--- begin ---
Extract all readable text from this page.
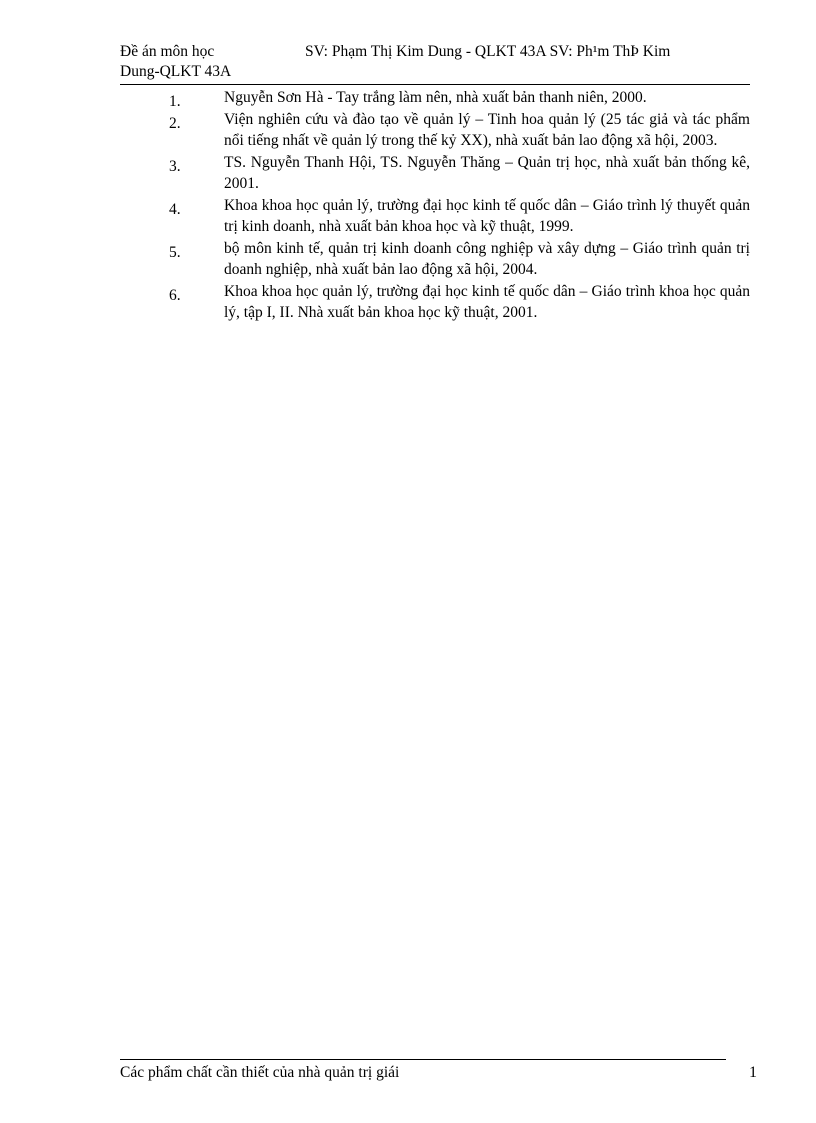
Đề án môn học	SV: Phạm Thị Kim Dung - QLKT 43A SV: Ph¹m ThÞ Kim
Dung-QLKT 43A
1.	Nguyễn Sơn Hà - Tay trắng làm nên, nhà xuất bản thanh niên, 2000.
2.	Viện nghiên cứu và đào tạo về quản lý – Tinh hoa quản lý (25 tác giả và tác phẩm nổi tiếng nhất về quản lý trong thế kỷ XX), nhà xuất bản lao động xã hội, 2003.
3.	TS. Nguyễn Thanh Hội, TS. Nguyễn Thăng – Quản trị học, nhà xuất bản thống kê, 2001.
4.	Khoa khoa học quản lý, trường đại học kinh tế quốc dân – Giáo trình lý thuyết quản trị kinh doanh, nhà xuất bản khoa học và kỹ thuật, 1999.
5.	bộ môn kinh tế, quản trị kinh doanh công nghiệp và xây dựng – Giáo trình quản trị doanh nghiệp, nhà xuất bản lao động xã hội, 2004.
6.	Khoa khoa học quản lý, trường đại học kinh tế quốc dân – Giáo trình khoa học quản lý, tập I, II. Nhà xuất bản khoa học kỹ thuật, 2001.
Các phẩm chất cần thiết của nhà quản trị giái	1
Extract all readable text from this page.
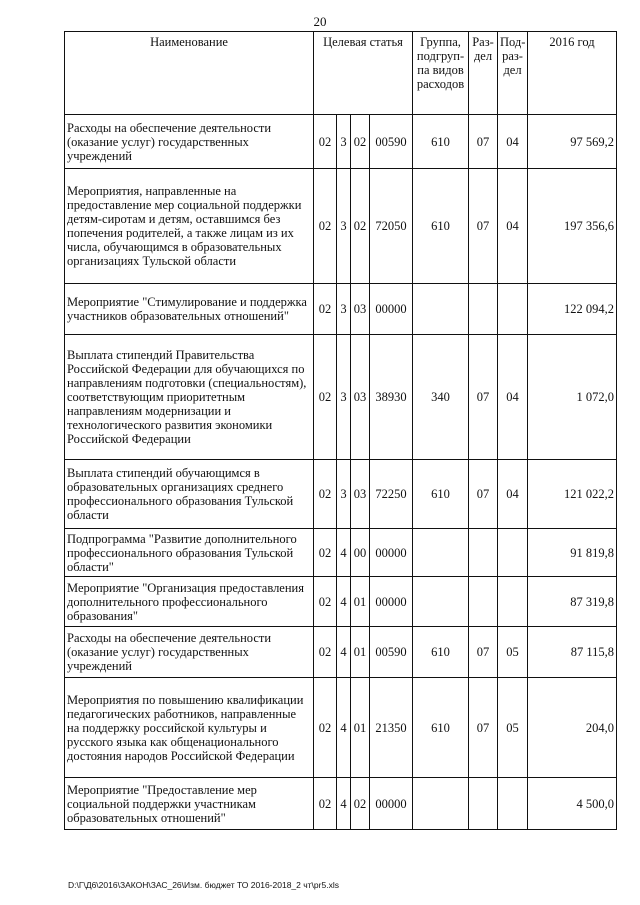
20
Наименование	Целевая статья				Группа, подгруп-па видов расходов	Раз-дел	Под-раз-дел	2016 год
Расходы на обеспечение деятельности (оказание услуг) государственных учреждений	02	3	02	00590	610	07	04	97 569,2
Мероприятия, направленные на предоставление мер социальной поддержки детям-сиротам и детям, оставшимся без попечения родителей, а также лицам из их числа, обучающимся в образовательных организациях Тульской области	02	3	02	72050	610	07	04	197 356,6
Мероприятие "Стимулирование и поддержка участников образовательных отношений"	02	3	03	00000				122 094,2
Выплата стипендий Правительства Российской Федерации для обучающихся по направлениям подготовки (специальностям), соответствующим приоритетным направлениям модернизации и технологического развития экономики Российской Федерации	02	3	03	38930	340	07	04	1 072,0
Выплата стипендий обучающимся в образовательных организациях среднего профессионального образования Тульской области	02	3	03	72250	610	07	04	121 022,2
Подпрограмма "Развитие дополнительного профессионального образования Тульской области"	02	4	00	00000				91 819,8
Мероприятие "Организация предоставления дополнительного профессионального образования"	02	4	01	00000				87 319,8
Расходы на обеспечение деятельности (оказание услуг) государственных учреждений	02	4	01	00590	610	07	05	87 115,8
Мероприятия по повышению квалификации педагогических работников, направленные на поддержку российской культуры и русского языка как общенационального достояния народов Российской Федерации	02	4	01	21350	610	07	05	204,0
Мероприятие "Предоставление мер социальной поддержки участникам образовательных отношений"	02	4	02	00000				4 500,0
D:\Г\Д6\2016\ЗАКОН\ЗАС_26\Изм. бюджет ТО 2016-2018_2 чт\pr5.xls
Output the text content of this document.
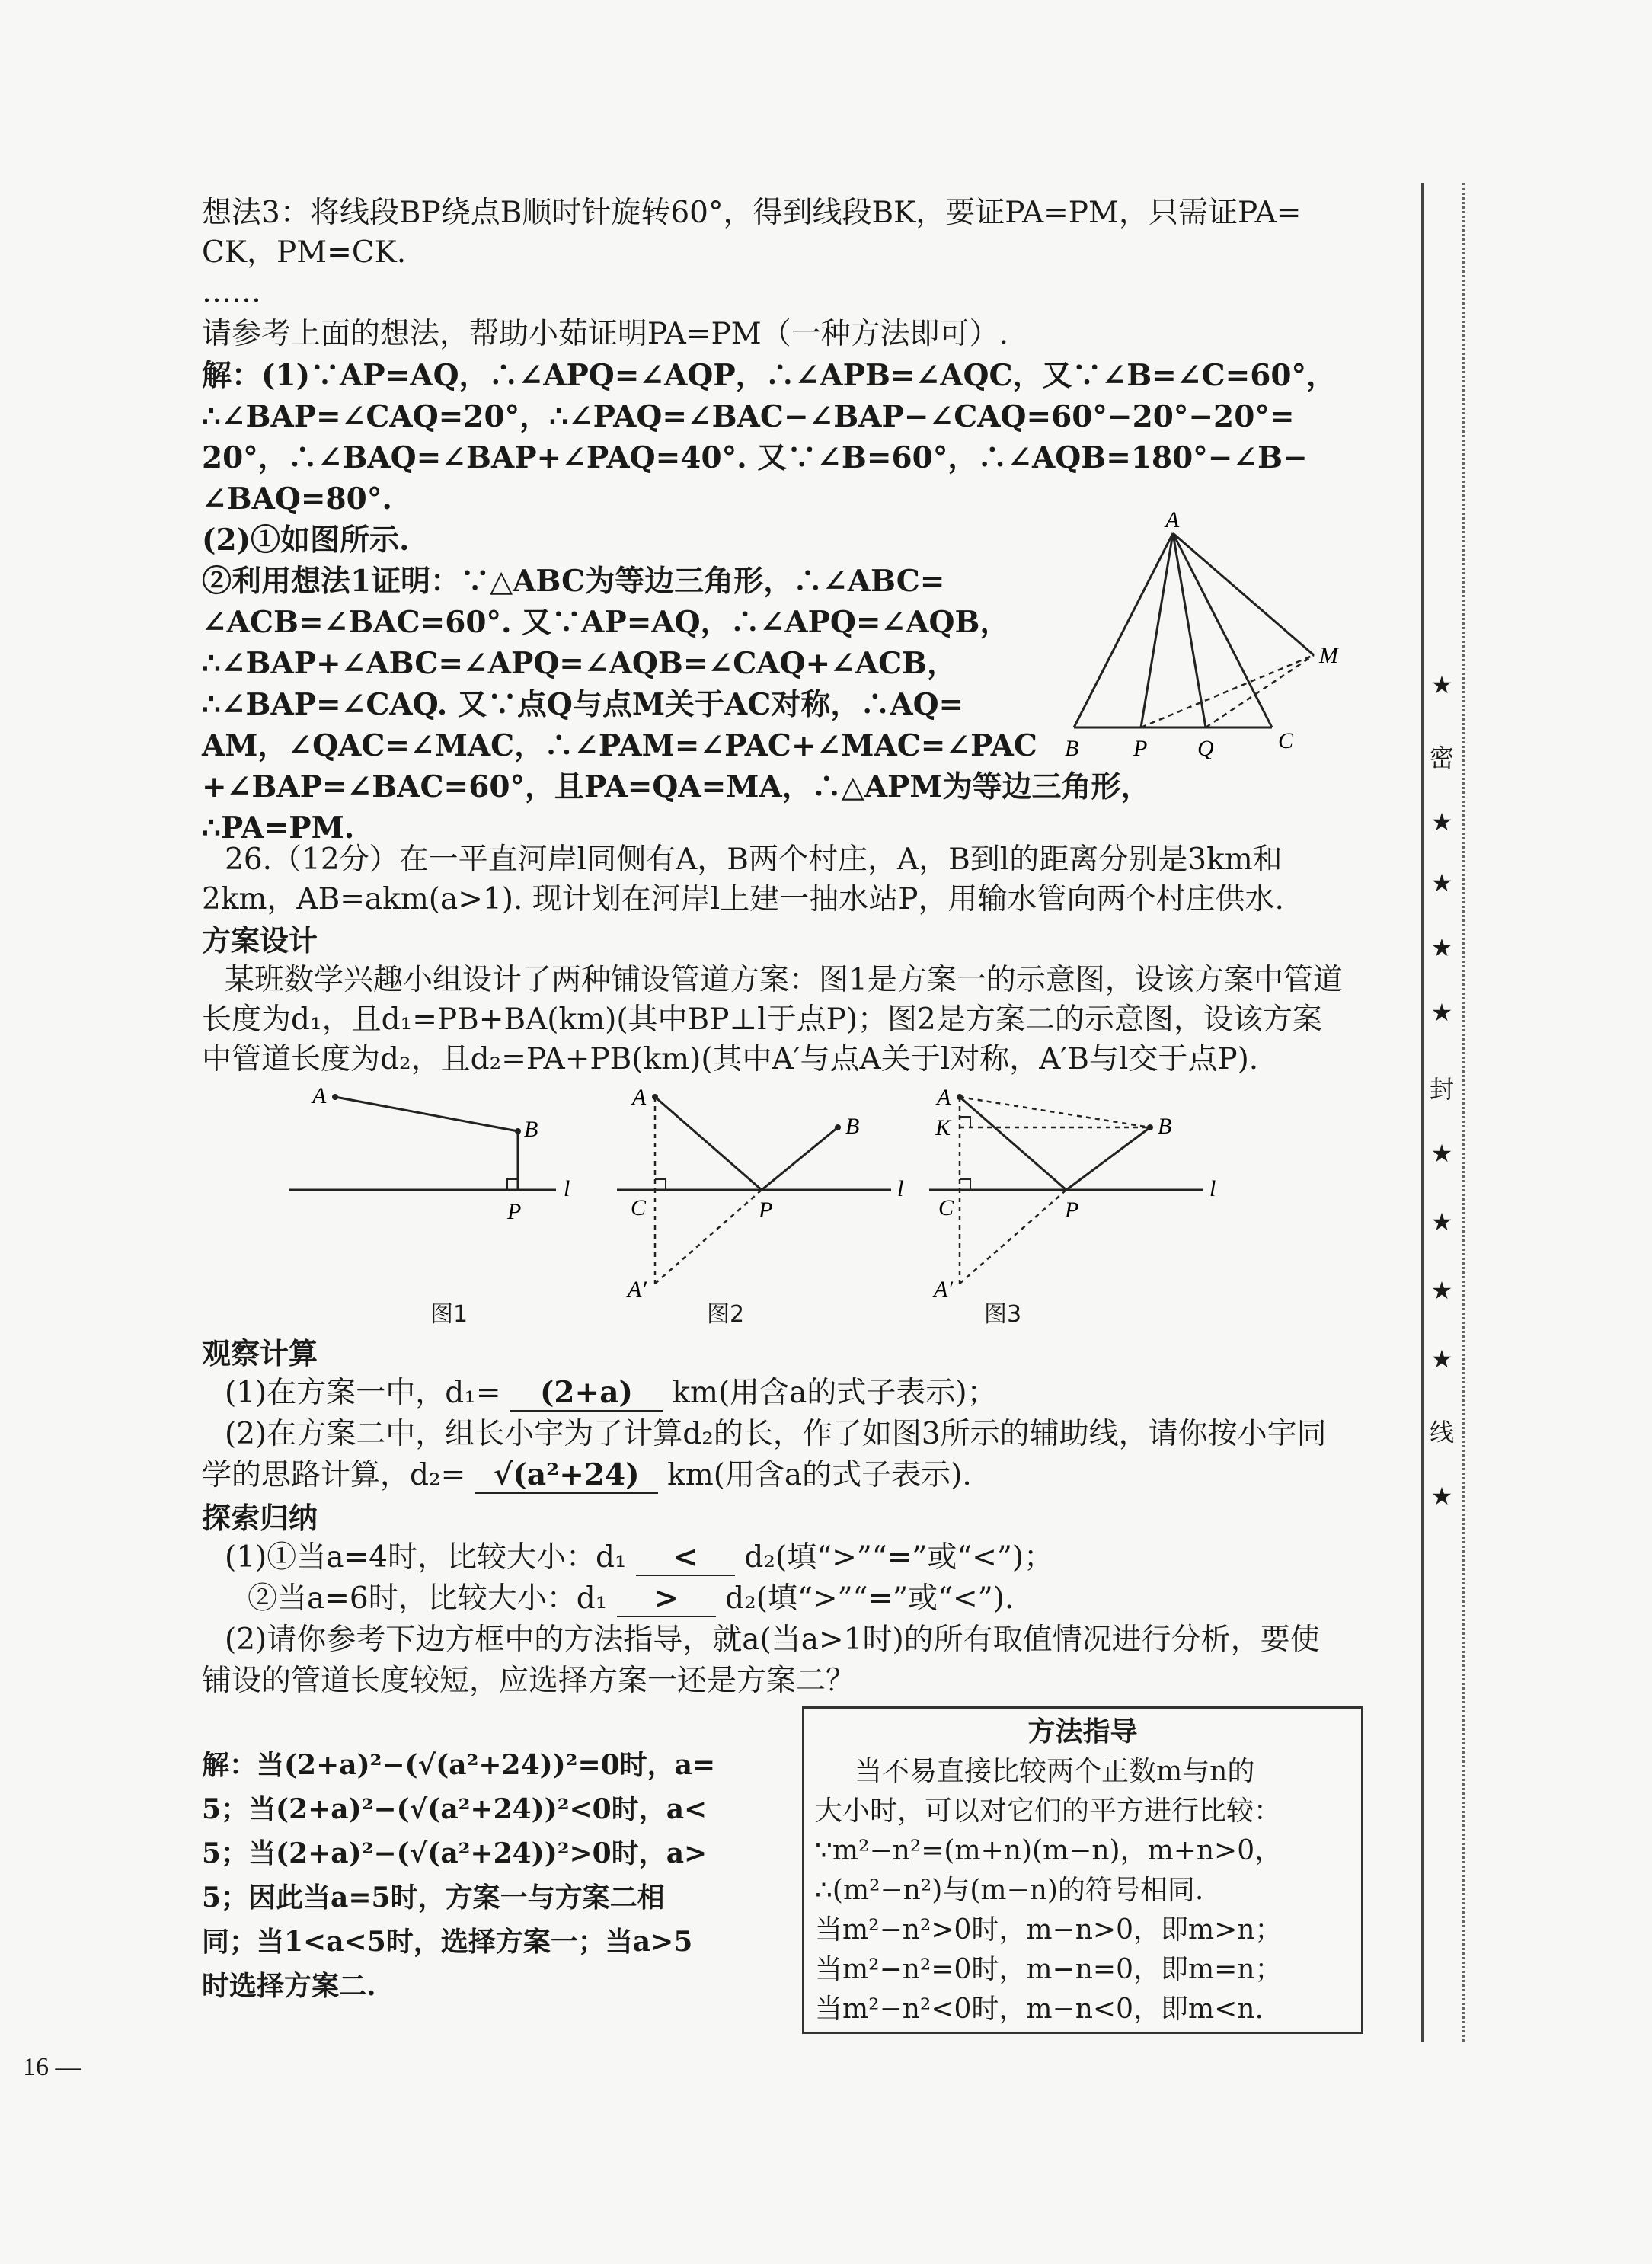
想法3：将线段BP绕点B顺时针旋转60°，得到线段BK，要证PA=PM，只需证PA=
CK，PM=CK.
……
请参考上面的想法，帮助小茹证明PA=PM（一种方法即可）.
解：(1)∵AP=AQ，∴∠APQ=∠AQP，∴∠APB=∠AQC，又∵∠B=∠C=60°，
∴∠BAP=∠CAQ=20°，∴∠PAQ=∠BAC−∠BAP−∠CAQ=60°−20°−20°=
20°，∴∠BAQ=∠BAP+∠PAQ=40°. 又∵∠B=60°，∴∠AQB=180°−∠B−
∠BAQ=80°.
(2)①如图所示.
②利用想法1证明：∵△ABC为等边三角形，∴∠ABC=
∠ACB=∠BAC=60°. 又∵AP=AQ，∴∠APQ=∠AQB，
∴∠BAP+∠ABC=∠APQ=∠AQB=∠CAQ+∠ACB，
∴∠BAP=∠CAQ. 又∵点Q与点M关于AC对称，∴AQ=
AM，∠QAC=∠MAC，∴∠PAM=∠PAC+∠MAC=∠PAC
+∠BAP=∠BAC=60°，且PA=QA=MA，∴△APM为等边三角形，
∴PA=PM.
A
B P Q	C
M
26.（12分）在一平直河岸l同侧有A，B两个村庄，A，B到l的距离分别是3km和
2km，AB=akm(a>1). 现计划在河岸l上建一抽水站P，用输水管向两个村庄供水.
方案设计
某班数学兴趣小组设计了两种铺设管道方案：图1是方案一的示意图，设该方案中管道
长度为d₁，且d₁=PB+BA(km)(其中BP⊥l于点P)；图2是方案二的示意图，设该方案
中管道长度为d₂，且d₂=PA+PB(km)(其中A′与点A关于l对称，A′B与l交于点P).
A
B
P
l
图1
A
B
C	P
A′
l
图2
A
K	B
C	P
A′
l
图3
观察计算
(1)在方案一中，d₁= (2+a) km(用含a的式子表示)；
(2)在方案二中，组长小宇为了计算d₂的长，作了如图3所示的辅助线，请你按小宇同
学的思路计算，d₂= √(a²+24) km(用含a的式子表示).
探索归纳
(1)①当a=4时，比较大小：d₁ < d₂(填“>”“=”或“<”)；
②当a=6时，比较大小：d₁ > d₂(填“>”“=”或“<”).
(2)请你参考下边方框中的方法指导，就a(当a>1时)的所有取值情况进行分析，要使
铺设的管道长度较短，应选择方案一还是方案二？
解：当(2+a)²−(√(a²+24))²=0时，a=
5；当(2+a)²−(√(a²+24))²<0时，a<
5；当(2+a)²−(√(a²+24))²>0时，a>
5；因此当a=5时，方案一与方案二相
同；当1<a<5时，选择方案一；当a>5
时选择方案二.
方法指导
当不易直接比较两个正数m与n的
大小时，可以对它们的平方进行比较：
∵m²−n²=(m+n)(m−n)，m+n>0，
∴(m²−n²)与(m−n)的符号相同.
当m²−n²>0时，m−n>0，即m>n；
当m²−n²=0时，m−n=0，即m=n；
当m²−n²<0时，m−n<0，即m<n.
★
密
★
★
★
★
封
★
★
★
★
线
★
16 —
--- end ---
WHAT IS ASKED: Make a word-for-word copy of the entries, without any pictures.

EXERCISE RESPONSE:
Extract all readable text from this page.
Đề án môn học	SV: Phạm Thị Kim Dung - QLKT 43A SV: Ph¹m ThÞ Kim
Dung-QLKT 43A
1.	Nguyễn Sơn Hà - Tay trắng làm nên, nhà xuất bản thanh niên, 2000.
2.	Viện nghiên cứu và đào tạo về quản lý – Tinh hoa quản lý (25 tác giả và tác phẩm nổi tiếng nhất về quản lý trong thế kỷ XX), nhà xuất bản lao động xã hội, 2003.
3.	TS. Nguyễn Thanh Hội, TS. Nguyễn Thăng – Quản trị học, nhà xuất bản thống kê, 2001.
4.	Khoa khoa học quản lý, trường đại học kinh tế quốc dân – Giáo trình lý thuyết quản trị kinh doanh, nhà xuất bản khoa học và kỹ thuật, 1999.
5.	bộ môn kinh tế, quản trị kinh doanh công nghiệp và xây dựng – Giáo trình quản trị doanh nghiệp, nhà xuất bản lao động xã hội, 2004.
6.	Khoa khoa học quản lý, trường đại học kinh tế quốc dân – Giáo trình khoa học quản lý, tập I, II. Nhà xuất bản khoa học kỹ thuật, 2001.
Các phẩm chất cần thiết của nhà quản trị giái	1
Extract all readable text from this page.
20
Наименование	Целевая статья				Группа, подгруп-па видов расходов	Раз-дел	Под-раз-дел	2016 год
Расходы на обеспечение деятельности (оказание услуг) государственных учреждений	02	3	02	00590	610	07	04	97 569,2
Мероприятия, направленные на предоставление мер социальной поддержки детям-сиротам и детям, оставшимся без попечения родителей, а также лицам из их числа, обучающимся в образовательных организациях Тульской области	02	3	02	72050	610	07	04	197 356,6
Мероприятие "Стимулирование и поддержка участников образовательных отношений"	02	3	03	00000				122 094,2
Выплата стипендий Правительства Российской Федерации для обучающихся по направлениям подготовки (специальностям), соответствующим приоритетным направлениям модернизации и технологического развития экономики Российской Федерации	02	3	03	38930	340	07	04	1 072,0
Выплата стипендий обучающимся в образовательных организациях среднего профессионального образования Тульской области	02	3	03	72250	610	07	04	121 022,2
Подпрограмма "Развитие дополнительного профессионального образования Тульской области"	02	4	00	00000				91 819,8
Мероприятие "Организация предоставления дополнительного профессионального образования"	02	4	01	00000				87 319,8
Расходы на обеспечение деятельности (оказание услуг) государственных учреждений	02	4	01	00590	610	07	05	87 115,8
Мероприятия по повышению квалификации педагогических работников, направленные на поддержку российской культуры и русского языка как общенационального достояния народов Российской Федерации	02	4	01	21350	610	07	05	204,0
Мероприятие "Предоставление мер социальной поддержки участникам образовательных отношений"	02	4	02	00000				4 500,0
D:\Г\Д6\2016\ЗАКОН\ЗАС_26\Изм. бюджет ТО 2016-2018_2 чт\pr5.xls
Output the text content of this document.
想法3：将线段BP绕点B顺时针旋转60°，得到线段BK，要证PA=PM，只需证PA=
CK，PM=CK.
……
请参考上面的想法，帮助小茹证明PA=PM（一种方法即可）.
解：(1)∵AP=AQ，∴∠APQ=∠AQP，∴∠APB=∠AQC，又∵∠B=∠C=60°，
∴∠BAP=∠CAQ=20°，∴∠PAQ=∠BAC−∠BAP−∠CAQ=60°−20°−20°=
20°，∴∠BAQ=∠BAP+∠PAQ=40°. 又∵∠B=60°，∴∠AQB=180°−∠B−
∠BAQ=80°.
(2)①如图所示.
②利用想法1证明：∵△ABC为等边三角形，∴∠ABC=
∠ACB=∠BAC=60°. 又∵AP=AQ，∴∠APQ=∠AQB，
∴∠BAP+∠ABC=∠APQ=∠AQB=∠CAQ+∠ACB，
∴∠BAP=∠CAQ. 又∵点Q与点M关于AC对称，∴AQ=
AM，∠QAC=∠MAC，∴∠PAM=∠PAC+∠MAC=∠PAC
+∠BAP=∠BAC=60°，且PA=QA=MA，∴△APM为等边三角形，
∴PA=PM.
A
B P Q	C
M
26.（12分）在一平直河岸l同侧有A，B两个村庄，A，B到l的距离分别是3km和
2km，AB=akm(a>1). 现计划在河岸l上建一抽水站P，用输水管向两个村庄供水.
方案设计
某班数学兴趣小组设计了两种铺设管道方案：图1是方案一的示意图，设该方案中管道
长度为d₁，且d₁=PB+BA(km)(其中BP⊥l于点P)；图2是方案二的示意图，设该方案
中管道长度为d₂，且d₂=PA+PB(km)(其中A′与点A关于l对称，A′B与l交于点P).
A
B
P
l
图1
A
B
C	P
A′
l
图2
A
K	B
C	P
A′
l
图3
观察计算
(1)在方案一中，d₁= (2+a) km(用含a的式子表示)；
(2)在方案二中，组长小宇为了计算d₂的长，作了如图3所示的辅助线，请你按小宇同
学的思路计算，d₂= √(a²+24) km(用含a的式子表示).
探索归纳
(1)①当a=4时，比较大小：d₁ < d₂(填“>”“=”或“<”)；
②当a=6时，比较大小：d₁ > d₂(填“>”“=”或“<”).
(2)请你参考下边方框中的方法指导，就a(当a>1时)的所有取值情况进行分析，要使
铺设的管道长度较短，应选择方案一还是方案二？
解：当(2+a)²−(√(a²+24))²=0时，a=
5；当(2+a)²−(√(a²+24))²<0时，a<
5；当(2+a)²−(√(a²+24))²>0时，a>
5；因此当a=5时，方案一与方案二相
同；当1<a<5时，选择方案一；当a>5
时选择方案二.
方法指导
当不易直接比较两个正数m与n的
大小时，可以对它们的平方进行比较：
∵m²−n²=(m+n)(m−n)，m+n>0，
∴(m²−n²)与(m−n)的符号相同.
当m²−n²>0时，m−n>0，即m>n；
当m²−n²=0时，m−n=0，即m=n；
当m²−n²<0时，m−n<0，即m<n.
★
密
★
★
★
★
封
★
★
★
★
线
★
16 —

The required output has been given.